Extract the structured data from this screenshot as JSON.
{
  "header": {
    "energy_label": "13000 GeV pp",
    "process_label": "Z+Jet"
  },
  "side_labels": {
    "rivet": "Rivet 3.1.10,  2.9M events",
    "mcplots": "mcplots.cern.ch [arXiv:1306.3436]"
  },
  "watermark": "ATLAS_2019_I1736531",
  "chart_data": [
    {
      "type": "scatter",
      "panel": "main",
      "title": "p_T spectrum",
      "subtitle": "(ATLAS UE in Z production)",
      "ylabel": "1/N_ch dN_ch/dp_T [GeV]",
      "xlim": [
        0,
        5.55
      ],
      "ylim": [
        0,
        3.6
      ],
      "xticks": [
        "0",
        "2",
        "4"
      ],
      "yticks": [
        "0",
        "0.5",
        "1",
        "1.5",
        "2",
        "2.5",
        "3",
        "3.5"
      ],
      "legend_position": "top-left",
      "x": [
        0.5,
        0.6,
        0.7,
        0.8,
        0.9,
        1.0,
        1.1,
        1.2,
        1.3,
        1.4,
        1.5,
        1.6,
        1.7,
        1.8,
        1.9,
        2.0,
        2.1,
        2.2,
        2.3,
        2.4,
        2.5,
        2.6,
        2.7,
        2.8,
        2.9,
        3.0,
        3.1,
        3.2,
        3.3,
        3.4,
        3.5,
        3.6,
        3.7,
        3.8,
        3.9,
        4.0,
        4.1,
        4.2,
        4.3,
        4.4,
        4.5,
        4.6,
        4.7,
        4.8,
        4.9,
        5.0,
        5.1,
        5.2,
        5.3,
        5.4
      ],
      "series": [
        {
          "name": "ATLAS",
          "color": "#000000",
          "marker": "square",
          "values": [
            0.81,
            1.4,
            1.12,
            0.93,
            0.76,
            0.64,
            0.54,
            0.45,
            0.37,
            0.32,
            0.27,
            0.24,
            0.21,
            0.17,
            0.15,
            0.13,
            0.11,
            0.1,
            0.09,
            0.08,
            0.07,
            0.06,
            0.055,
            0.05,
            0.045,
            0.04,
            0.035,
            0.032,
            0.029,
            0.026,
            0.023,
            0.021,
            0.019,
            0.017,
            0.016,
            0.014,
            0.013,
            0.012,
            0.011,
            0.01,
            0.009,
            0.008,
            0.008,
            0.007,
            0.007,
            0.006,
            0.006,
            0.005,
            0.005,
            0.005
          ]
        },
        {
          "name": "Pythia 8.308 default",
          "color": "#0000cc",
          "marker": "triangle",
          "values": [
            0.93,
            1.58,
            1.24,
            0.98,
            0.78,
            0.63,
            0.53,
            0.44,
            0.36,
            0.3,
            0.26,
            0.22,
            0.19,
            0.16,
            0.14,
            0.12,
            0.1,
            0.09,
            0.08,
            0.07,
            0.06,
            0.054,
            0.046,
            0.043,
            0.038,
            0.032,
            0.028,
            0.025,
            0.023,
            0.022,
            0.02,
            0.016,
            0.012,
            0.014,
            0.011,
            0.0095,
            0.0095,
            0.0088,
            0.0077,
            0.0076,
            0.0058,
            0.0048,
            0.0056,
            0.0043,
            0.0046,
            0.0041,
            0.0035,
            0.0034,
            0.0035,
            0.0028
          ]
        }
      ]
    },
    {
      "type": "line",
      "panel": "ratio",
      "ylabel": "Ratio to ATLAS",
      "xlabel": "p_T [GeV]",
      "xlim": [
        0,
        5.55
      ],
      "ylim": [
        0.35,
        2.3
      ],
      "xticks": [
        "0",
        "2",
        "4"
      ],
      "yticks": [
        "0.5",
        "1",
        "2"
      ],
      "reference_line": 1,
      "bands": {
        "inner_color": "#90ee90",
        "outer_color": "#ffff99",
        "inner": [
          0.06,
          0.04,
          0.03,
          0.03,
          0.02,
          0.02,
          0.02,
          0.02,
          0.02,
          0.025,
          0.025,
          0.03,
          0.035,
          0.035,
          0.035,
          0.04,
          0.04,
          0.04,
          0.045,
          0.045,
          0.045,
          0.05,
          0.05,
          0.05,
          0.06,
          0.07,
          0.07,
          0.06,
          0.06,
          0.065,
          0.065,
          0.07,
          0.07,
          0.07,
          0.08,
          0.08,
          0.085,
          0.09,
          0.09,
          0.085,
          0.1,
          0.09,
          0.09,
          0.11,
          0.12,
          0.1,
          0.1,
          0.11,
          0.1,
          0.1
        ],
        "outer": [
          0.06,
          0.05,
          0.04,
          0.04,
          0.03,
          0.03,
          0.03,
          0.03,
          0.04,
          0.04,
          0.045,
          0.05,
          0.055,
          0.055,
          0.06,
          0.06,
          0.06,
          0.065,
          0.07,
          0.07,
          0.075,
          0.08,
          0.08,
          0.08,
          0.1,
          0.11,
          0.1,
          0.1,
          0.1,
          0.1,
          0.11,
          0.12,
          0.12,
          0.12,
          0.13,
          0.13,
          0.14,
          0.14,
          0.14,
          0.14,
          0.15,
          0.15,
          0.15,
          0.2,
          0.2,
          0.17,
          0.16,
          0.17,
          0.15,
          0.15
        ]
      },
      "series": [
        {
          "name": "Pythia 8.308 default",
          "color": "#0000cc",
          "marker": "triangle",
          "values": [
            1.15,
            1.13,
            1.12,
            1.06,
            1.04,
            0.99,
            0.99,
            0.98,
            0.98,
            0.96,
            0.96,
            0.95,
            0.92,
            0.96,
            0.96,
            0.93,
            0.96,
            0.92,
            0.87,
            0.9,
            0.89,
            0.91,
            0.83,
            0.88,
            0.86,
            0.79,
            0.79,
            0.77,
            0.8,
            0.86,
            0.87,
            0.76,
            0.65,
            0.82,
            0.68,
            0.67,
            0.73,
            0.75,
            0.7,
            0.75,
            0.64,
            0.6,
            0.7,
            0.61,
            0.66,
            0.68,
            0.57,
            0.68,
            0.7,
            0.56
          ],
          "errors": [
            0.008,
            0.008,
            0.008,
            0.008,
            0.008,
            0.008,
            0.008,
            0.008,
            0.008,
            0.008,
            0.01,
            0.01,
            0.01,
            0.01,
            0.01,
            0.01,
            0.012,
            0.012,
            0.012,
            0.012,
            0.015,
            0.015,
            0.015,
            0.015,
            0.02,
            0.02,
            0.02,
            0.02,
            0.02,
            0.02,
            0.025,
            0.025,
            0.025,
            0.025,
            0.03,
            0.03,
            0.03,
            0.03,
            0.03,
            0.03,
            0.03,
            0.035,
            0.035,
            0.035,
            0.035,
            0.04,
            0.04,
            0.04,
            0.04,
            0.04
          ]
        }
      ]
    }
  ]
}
________________________
**Directions for this task**
Repeat each record in full; every line must match exactly.

**Correct output**
Extract the structured data from this screenshot as JSON.
{
  "header": {
    "energy_label": "13000 GeV pp",
    "process_label": "Z+Jet"
  },
  "side_labels": {
    "rivet": "Rivet 3.1.10,  2.9M events",
    "mcplots": "mcplots.cern.ch [arXiv:1306.3436]"
  },
  "watermark": "ATLAS_2019_I1736531",
  "chart_data": [
    {
      "type": "scatter",
      "panel": "main",
      "title": "p_T spectrum",
      "subtitle": "(ATLAS UE in Z production)",
      "ylabel": "1/N_ch dN_ch/dp_T [GeV]",
      "xlim": [
        0,
        5.55
      ],
      "ylim": [
        0,
        3.6
      ],
      "xticks": [
        "0",
        "2",
        "4"
      ],
      "yticks": [
        "0",
        "0.5",
        "1",
        "1.5",
        "2",
        "2.5",
        "3",
        "3.5"
      ],
      "legend_position": "top-left",
      "x": [
        0.5,
        0.6,
        0.7,
        0.8,
        0.9,
        1.0,
        1.1,
        1.2,
        1.3,
        1.4,
        1.5,
        1.6,
        1.7,
        1.8,
        1.9,
        2.0,
        2.1,
        2.2,
        2.3,
        2.4,
        2.5,
        2.6,
        2.7,
        2.8,
        2.9,
        3.0,
        3.1,
        3.2,
        3.3,
        3.4,
        3.5,
        3.6,
        3.7,
        3.8,
        3.9,
        4.0,
        4.1,
        4.2,
        4.3,
        4.4,
        4.5,
        4.6,
        4.7,
        4.8,
        4.9,
        5.0,
        5.1,
        5.2,
        5.3,
        5.4
      ],
      "series": [
        {
          "name": "ATLAS",
          "color": "#000000",
          "marker": "square",
          "values": [
            0.81,
            1.4,
            1.12,
            0.93,
            0.76,
            0.64,
            0.54,
            0.45,
            0.37,
            0.32,
            0.27,
            0.24,
            0.21,
            0.17,
            0.15,
            0.13,
            0.11,
            0.1,
            0.09,
            0.08,
            0.07,
            0.06,
            0.055,
            0.05,
            0.045,
            0.04,
            0.035,
            0.032,
            0.029,
            0.026,
            0.023,
            0.021,
            0.019,
            0.017,
            0.016,
            0.014,
            0.013,
            0.012,
            0.011,
            0.01,
            0.009,
            0.008,
            0.008,
            0.007,
            0.007,
            0.006,
            0.006,
            0.005,
            0.005,
            0.005
          ]
        },
        {
          "name": "Pythia 8.308 default",
          "color": "#0000cc",
          "marker": "triangle",
          "values": [
            0.93,
            1.58,
            1.24,
            0.98,
            0.78,
            0.63,
            0.53,
            0.44,
            0.36,
            0.3,
            0.26,
            0.22,
            0.19,
            0.16,
            0.14,
            0.12,
            0.1,
            0.09,
            0.08,
            0.07,
            0.06,
            0.054,
            0.046,
            0.043,
            0.038,
            0.032,
            0.028,
            0.025,
            0.023,
            0.022,
            0.02,
            0.016,
            0.012,
            0.014,
            0.011,
            0.0095,
            0.0095,
            0.0088,
            0.0077,
            0.0076,
            0.0058,
            0.0048,
            0.0056,
            0.0043,
            0.0046,
            0.0041,
            0.0035,
            0.0034,
            0.0035,
            0.0028
          ]
        }
      ]
    },
    {
      "type": "line",
      "panel": "ratio",
      "ylabel": "Ratio to ATLAS",
      "xlabel": "p_T [GeV]",
      "xlim": [
        0,
        5.55
      ],
      "ylim": [
        0.35,
        2.3
      ],
      "xticks": [
        "0",
        "2",
        "4"
      ],
      "yticks": [
        "0.5",
        "1",
        "2"
      ],
      "reference_line": 1,
      "bands": {
        "inner_color": "#90ee90",
        "outer_color": "#ffff99",
        "inner": [
          0.06,
          0.04,
          0.03,
          0.03,
          0.02,
          0.02,
          0.02,
          0.02,
          0.02,
          0.025,
          0.025,
          0.03,
          0.035,
          0.035,
          0.035,
          0.04,
          0.04,
          0.04,
          0.045,
          0.045,
          0.045,
          0.05,
          0.05,
          0.05,
          0.06,
          0.07,
          0.07,
          0.06,
          0.06,
          0.065,
          0.065,
          0.07,
          0.07,
          0.07,
          0.08,
          0.08,
          0.085,
          0.09,
          0.09,
          0.085,
          0.1,
          0.09,
          0.09,
          0.11,
          0.12,
          0.1,
          0.1,
          0.11,
          0.1,
          0.1
        ],
        "outer": [
          0.06,
          0.05,
          0.04,
          0.04,
          0.03,
          0.03,
          0.03,
          0.03,
          0.04,
          0.04,
          0.045,
          0.05,
          0.055,
          0.055,
          0.06,
          0.06,
          0.06,
          0.065,
          0.07,
          0.07,
          0.075,
          0.08,
          0.08,
          0.08,
          0.1,
          0.11,
          0.1,
          0.1,
          0.1,
          0.1,
          0.11,
          0.12,
          0.12,
          0.12,
          0.13,
          0.13,
          0.14,
          0.14,
          0.14,
          0.14,
          0.15,
          0.15,
          0.15,
          0.2,
          0.2,
          0.17,
          0.16,
          0.17,
          0.15,
          0.15
        ]
      },
      "series": [
        {
          "name": "Pythia 8.308 default",
          "color": "#0000cc",
          "marker": "triangle",
          "values": [
            1.15,
            1.13,
            1.12,
            1.06,
            1.04,
            0.99,
            0.99,
            0.98,
            0.98,
            0.96,
            0.96,
            0.95,
            0.92,
            0.96,
            0.96,
            0.93,
            0.96,
            0.92,
            0.87,
            0.9,
            0.89,
            0.91,
            0.83,
            0.88,
            0.86,
            0.79,
            0.79,
            0.77,
            0.8,
            0.86,
            0.87,
            0.76,
            0.65,
            0.82,
            0.68,
            0.67,
            0.73,
            0.75,
            0.7,
            0.75,
            0.64,
            0.6,
            0.7,
            0.61,
            0.66,
            0.68,
            0.57,
            0.68,
            0.7,
            0.56
          ],
          "errors": [
            0.008,
            0.008,
            0.008,
            0.008,
            0.008,
            0.008,
            0.008,
            0.008,
            0.008,
            0.008,
            0.01,
            0.01,
            0.01,
            0.01,
            0.01,
            0.01,
            0.012,
            0.012,
            0.012,
            0.012,
            0.015,
            0.015,
            0.015,
            0.015,
            0.02,
            0.02,
            0.02,
            0.02,
            0.02,
            0.02,
            0.025,
            0.025,
            0.025,
            0.025,
            0.03,
            0.03,
            0.03,
            0.03,
            0.03,
            0.03,
            0.03,
            0.035,
            0.035,
            0.035,
            0.035,
            0.04,
            0.04,
            0.04,
            0.04,
            0.04
          ]
        }
      ]
    }
  ]
}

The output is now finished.